SUPPLIED DATA:
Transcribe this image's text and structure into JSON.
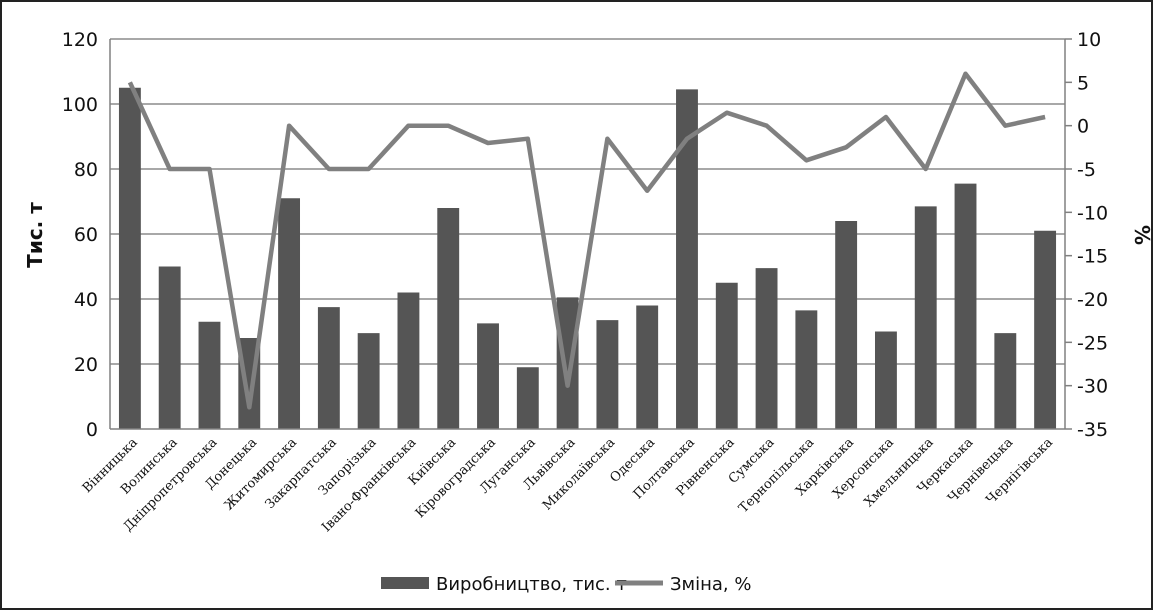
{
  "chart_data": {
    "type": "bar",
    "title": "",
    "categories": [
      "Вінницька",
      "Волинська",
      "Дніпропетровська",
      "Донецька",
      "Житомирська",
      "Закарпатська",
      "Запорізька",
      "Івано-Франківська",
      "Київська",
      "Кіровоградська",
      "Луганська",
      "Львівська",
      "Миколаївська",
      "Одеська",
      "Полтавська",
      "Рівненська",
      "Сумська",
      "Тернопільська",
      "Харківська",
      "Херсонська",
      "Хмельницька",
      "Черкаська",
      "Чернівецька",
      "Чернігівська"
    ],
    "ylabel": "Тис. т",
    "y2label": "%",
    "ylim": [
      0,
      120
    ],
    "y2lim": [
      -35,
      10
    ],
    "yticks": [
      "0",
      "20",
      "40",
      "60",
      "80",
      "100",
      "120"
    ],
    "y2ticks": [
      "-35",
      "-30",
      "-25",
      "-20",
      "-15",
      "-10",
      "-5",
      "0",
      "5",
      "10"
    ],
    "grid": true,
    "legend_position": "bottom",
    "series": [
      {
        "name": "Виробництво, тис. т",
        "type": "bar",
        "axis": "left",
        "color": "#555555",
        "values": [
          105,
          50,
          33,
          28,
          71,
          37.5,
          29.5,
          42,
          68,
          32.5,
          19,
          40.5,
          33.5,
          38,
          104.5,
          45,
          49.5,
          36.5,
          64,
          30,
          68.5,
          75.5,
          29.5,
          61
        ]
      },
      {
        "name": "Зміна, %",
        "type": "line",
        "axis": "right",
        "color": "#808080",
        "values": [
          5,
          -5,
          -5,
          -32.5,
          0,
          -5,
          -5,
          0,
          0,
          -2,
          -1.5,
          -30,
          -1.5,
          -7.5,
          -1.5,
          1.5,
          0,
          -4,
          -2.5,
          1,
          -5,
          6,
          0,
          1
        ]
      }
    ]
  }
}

AIM OF THE TASK:
Your copy should match the records word for word, with the pictures removed.

RIGHT ANSWER:
Transcribe this image's text and structure into JSON.
{
  "chart_data": {
    "type": "bar",
    "title": "",
    "categories": [
      "Вінницька",
      "Волинська",
      "Дніпропетровська",
      "Донецька",
      "Житомирська",
      "Закарпатська",
      "Запорізька",
      "Івано-Франківська",
      "Київська",
      "Кіровоградська",
      "Луганська",
      "Львівська",
      "Миколаївська",
      "Одеська",
      "Полтавська",
      "Рівненська",
      "Сумська",
      "Тернопільська",
      "Харківська",
      "Херсонська",
      "Хмельницька",
      "Черкаська",
      "Чернівецька",
      "Чернігівська"
    ],
    "ylabel": "Тис. т",
    "y2label": "%",
    "ylim": [
      0,
      120
    ],
    "y2lim": [
      -35,
      10
    ],
    "yticks": [
      "0",
      "20",
      "40",
      "60",
      "80",
      "100",
      "120"
    ],
    "y2ticks": [
      "-35",
      "-30",
      "-25",
      "-20",
      "-15",
      "-10",
      "-5",
      "0",
      "5",
      "10"
    ],
    "grid": true,
    "legend_position": "bottom",
    "series": [
      {
        "name": "Виробництво, тис. т",
        "type": "bar",
        "axis": "left",
        "color": "#555555",
        "values": [
          105,
          50,
          33,
          28,
          71,
          37.5,
          29.5,
          42,
          68,
          32.5,
          19,
          40.5,
          33.5,
          38,
          104.5,
          45,
          49.5,
          36.5,
          64,
          30,
          68.5,
          75.5,
          29.5,
          61
        ]
      },
      {
        "name": "Зміна, %",
        "type": "line",
        "axis": "right",
        "color": "#808080",
        "values": [
          5,
          -5,
          -5,
          -32.5,
          0,
          -5,
          -5,
          0,
          0,
          -2,
          -1.5,
          -30,
          -1.5,
          -7.5,
          -1.5,
          1.5,
          0,
          -4,
          -2.5,
          1,
          -5,
          6,
          0,
          1
        ]
      }
    ]
  }
}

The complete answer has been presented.